Output every record word for word.

> [MATERIAL]
::::
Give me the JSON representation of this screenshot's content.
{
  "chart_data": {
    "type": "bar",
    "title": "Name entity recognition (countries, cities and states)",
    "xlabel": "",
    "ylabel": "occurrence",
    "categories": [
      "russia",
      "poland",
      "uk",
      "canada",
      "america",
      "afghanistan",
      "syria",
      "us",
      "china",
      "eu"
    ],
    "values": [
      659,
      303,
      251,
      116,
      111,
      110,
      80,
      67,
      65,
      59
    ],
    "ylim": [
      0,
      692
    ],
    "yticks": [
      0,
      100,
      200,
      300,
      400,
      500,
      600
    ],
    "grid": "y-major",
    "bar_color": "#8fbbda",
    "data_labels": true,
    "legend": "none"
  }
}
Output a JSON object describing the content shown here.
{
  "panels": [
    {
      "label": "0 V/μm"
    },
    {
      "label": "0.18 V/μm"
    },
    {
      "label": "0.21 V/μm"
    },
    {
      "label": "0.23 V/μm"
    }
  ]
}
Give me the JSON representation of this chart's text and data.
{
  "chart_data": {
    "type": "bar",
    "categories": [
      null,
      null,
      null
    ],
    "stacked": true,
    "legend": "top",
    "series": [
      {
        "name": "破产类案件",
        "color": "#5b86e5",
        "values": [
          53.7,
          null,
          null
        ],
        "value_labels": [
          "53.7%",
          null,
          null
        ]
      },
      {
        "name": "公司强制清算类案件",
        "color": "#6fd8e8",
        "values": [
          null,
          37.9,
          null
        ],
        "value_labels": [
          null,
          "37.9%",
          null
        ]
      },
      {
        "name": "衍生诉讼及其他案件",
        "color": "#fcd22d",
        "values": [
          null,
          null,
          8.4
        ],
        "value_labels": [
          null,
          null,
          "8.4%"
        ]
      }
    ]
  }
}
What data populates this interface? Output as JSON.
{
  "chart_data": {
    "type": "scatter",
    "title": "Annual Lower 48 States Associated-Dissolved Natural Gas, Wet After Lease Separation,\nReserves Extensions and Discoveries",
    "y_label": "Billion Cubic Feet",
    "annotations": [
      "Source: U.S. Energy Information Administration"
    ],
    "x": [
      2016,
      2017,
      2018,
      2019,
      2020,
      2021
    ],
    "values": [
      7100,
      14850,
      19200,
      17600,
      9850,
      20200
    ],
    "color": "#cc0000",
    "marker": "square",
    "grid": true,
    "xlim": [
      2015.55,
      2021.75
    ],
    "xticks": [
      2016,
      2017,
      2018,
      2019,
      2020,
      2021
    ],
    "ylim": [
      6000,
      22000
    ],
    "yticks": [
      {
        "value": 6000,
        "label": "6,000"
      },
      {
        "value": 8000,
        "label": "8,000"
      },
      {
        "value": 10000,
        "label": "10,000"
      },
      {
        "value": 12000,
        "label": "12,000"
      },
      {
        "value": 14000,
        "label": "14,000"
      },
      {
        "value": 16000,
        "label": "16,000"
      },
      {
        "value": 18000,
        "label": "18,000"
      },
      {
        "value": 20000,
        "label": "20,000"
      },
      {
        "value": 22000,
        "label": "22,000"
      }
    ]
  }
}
::::
> [WRITTEN RESPONSE]
Give me the JSON representation of this screenshot's content.
{
  "chart_data": {
    "type": "bar",
    "title": "Name entity recognition (countries, cities and states)",
    "xlabel": "",
    "ylabel": "occurrence",
    "categories": [
      "russia",
      "poland",
      "uk",
      "canada",
      "america",
      "afghanistan",
      "syria",
      "us",
      "china",
      "eu"
    ],
    "values": [
      659,
      303,
      251,
      116,
      111,
      110,
      80,
      67,
      65,
      59
    ],
    "ylim": [
      0,
      692
    ],
    "yticks": [
      0,
      100,
      200,
      300,
      400,
      500,
      600
    ],
    "grid": "y-major",
    "bar_color": "#8fbbda",
    "data_labels": true,
    "legend": "none"
  }
}
Output a JSON object describing the content shown here.
{
  "panels": [
    {
      "label": "0 V/μm"
    },
    {
      "label": "0.18 V/μm"
    },
    {
      "label": "0.21 V/μm"
    },
    {
      "label": "0.23 V/μm"
    }
  ]
}
Give me the JSON representation of this chart's text and data.
{
  "chart_data": {
    "type": "bar",
    "categories": [
      null,
      null,
      null
    ],
    "stacked": true,
    "legend": "top",
    "series": [
      {
        "name": "破产类案件",
        "color": "#5b86e5",
        "values": [
          53.7,
          null,
          null
        ],
        "value_labels": [
          "53.7%",
          null,
          null
        ]
      },
      {
        "name": "公司强制清算类案件",
        "color": "#6fd8e8",
        "values": [
          null,
          37.9,
          null
        ],
        "value_labels": [
          null,
          "37.9%",
          null
        ]
      },
      {
        "name": "衍生诉讼及其他案件",
        "color": "#fcd22d",
        "values": [
          null,
          null,
          8.4
        ],
        "value_labels": [
          null,
          null,
          "8.4%"
        ]
      }
    ]
  }
}
What data populates this interface? Output as JSON.
{
  "chart_data": {
    "type": "scatter",
    "title": "Annual Lower 48 States Associated-Dissolved Natural Gas, Wet After Lease Separation,\nReserves Extensions and Discoveries",
    "y_label": "Billion Cubic Feet",
    "annotations": [
      "Source: U.S. Energy Information Administration"
    ],
    "x": [
      2016,
      2017,
      2018,
      2019,
      2020,
      2021
    ],
    "values": [
      7100,
      14850,
      19200,
      17600,
      9850,
      20200
    ],
    "color": "#cc0000",
    "marker": "square",
    "grid": true,
    "xlim": [
      2015.55,
      2021.75
    ],
    "xticks": [
      2016,
      2017,
      2018,
      2019,
      2020,
      2021
    ],
    "ylim": [
      6000,
      22000
    ],
    "yticks": [
      {
        "value": 6000,
        "label": "6,000"
      },
      {
        "value": 8000,
        "label": "8,000"
      },
      {
        "value": 10000,
        "label": "10,000"
      },
      {
        "value": 12000,
        "label": "12,000"
      },
      {
        "value": 14000,
        "label": "14,000"
      },
      {
        "value": 16000,
        "label": "16,000"
      },
      {
        "value": 18000,
        "label": "18,000"
      },
      {
        "value": 20000,
        "label": "20,000"
      },
      {
        "value": 22000,
        "label": "22,000"
      }
    ]
  }
}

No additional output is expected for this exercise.